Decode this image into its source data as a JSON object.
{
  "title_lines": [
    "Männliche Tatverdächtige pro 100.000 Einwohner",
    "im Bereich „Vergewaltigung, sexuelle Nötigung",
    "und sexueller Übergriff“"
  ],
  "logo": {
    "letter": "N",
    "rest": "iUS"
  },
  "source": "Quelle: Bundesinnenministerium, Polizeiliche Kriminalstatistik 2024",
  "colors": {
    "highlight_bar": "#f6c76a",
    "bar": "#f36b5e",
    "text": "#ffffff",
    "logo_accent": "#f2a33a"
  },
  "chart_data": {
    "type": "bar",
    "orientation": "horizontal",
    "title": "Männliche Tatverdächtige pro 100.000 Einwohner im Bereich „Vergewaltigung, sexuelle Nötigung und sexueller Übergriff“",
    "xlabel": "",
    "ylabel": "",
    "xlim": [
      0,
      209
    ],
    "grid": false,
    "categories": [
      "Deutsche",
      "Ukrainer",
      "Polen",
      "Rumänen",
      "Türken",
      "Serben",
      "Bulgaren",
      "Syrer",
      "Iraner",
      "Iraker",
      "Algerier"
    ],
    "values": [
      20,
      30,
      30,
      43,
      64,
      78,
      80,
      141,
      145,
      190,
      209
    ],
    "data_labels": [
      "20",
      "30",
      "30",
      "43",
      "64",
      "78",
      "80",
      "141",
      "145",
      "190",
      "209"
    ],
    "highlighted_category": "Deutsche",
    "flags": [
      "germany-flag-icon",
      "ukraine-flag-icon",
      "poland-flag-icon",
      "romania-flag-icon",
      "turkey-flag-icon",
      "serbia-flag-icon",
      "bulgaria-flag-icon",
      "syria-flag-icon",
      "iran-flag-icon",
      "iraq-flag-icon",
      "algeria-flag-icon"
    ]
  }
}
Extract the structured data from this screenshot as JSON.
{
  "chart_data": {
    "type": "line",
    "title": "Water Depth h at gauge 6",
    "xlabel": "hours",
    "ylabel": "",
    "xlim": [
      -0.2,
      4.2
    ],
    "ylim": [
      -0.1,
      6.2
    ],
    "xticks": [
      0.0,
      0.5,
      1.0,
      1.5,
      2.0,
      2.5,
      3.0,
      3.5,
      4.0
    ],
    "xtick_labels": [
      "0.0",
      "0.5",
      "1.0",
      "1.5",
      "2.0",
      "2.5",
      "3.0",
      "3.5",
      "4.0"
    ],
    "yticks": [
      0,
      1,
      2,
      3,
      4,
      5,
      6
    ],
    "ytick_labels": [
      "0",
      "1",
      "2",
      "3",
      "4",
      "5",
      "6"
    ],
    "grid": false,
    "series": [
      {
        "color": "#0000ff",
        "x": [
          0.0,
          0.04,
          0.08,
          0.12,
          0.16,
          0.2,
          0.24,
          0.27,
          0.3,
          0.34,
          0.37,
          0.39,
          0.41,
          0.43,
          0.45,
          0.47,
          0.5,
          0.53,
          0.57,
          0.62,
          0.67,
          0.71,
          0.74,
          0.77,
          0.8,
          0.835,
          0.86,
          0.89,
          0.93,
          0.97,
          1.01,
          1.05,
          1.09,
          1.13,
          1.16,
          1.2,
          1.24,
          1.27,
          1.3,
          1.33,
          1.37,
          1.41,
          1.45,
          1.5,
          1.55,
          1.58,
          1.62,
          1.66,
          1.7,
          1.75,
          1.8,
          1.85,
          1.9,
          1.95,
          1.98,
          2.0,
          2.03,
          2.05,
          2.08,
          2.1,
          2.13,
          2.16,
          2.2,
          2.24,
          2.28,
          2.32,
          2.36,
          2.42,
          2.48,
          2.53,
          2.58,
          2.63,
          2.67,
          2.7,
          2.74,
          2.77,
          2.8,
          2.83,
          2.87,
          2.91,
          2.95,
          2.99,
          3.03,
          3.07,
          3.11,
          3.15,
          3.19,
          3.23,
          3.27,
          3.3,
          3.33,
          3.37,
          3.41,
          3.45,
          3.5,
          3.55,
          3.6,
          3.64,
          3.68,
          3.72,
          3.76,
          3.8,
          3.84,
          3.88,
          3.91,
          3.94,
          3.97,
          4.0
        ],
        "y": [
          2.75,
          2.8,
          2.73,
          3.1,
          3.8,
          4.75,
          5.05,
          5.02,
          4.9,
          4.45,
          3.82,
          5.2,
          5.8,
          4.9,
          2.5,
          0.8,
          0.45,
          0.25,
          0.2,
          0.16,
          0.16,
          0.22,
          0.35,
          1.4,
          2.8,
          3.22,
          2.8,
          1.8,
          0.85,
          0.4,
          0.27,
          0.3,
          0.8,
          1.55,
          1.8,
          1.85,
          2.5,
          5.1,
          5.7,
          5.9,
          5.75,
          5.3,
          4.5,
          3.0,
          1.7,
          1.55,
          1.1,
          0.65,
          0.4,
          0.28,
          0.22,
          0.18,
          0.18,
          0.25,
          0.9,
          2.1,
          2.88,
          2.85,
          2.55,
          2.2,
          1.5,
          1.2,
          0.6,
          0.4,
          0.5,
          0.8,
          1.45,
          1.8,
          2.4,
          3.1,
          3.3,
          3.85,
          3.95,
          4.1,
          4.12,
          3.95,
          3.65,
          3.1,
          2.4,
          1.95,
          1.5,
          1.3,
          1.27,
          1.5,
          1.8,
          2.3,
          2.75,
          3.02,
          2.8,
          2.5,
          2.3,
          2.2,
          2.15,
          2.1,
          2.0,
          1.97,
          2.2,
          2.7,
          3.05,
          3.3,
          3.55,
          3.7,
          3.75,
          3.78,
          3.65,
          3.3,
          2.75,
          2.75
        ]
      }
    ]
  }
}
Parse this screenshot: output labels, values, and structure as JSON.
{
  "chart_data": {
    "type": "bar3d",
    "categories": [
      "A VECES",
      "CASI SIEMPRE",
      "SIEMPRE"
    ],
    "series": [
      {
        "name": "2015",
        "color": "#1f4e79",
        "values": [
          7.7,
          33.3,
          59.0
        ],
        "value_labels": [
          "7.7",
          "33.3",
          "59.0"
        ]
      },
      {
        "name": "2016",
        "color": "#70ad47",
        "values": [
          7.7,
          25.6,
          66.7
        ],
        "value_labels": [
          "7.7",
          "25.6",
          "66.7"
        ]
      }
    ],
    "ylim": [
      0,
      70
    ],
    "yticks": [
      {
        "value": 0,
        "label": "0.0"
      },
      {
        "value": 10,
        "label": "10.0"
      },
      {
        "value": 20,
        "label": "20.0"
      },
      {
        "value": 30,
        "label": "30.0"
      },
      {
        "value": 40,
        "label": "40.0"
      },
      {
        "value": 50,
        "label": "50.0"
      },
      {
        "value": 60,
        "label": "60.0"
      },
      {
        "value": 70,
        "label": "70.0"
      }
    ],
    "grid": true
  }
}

[What is needed] Within the listing above, copy each line that has the string "source".

[Problem solution]
Decode this image into its source data as a JSON object.
  "source": "Quelle: Bundesinnenministerium, Polizeiliche Kriminalstatistik 2024",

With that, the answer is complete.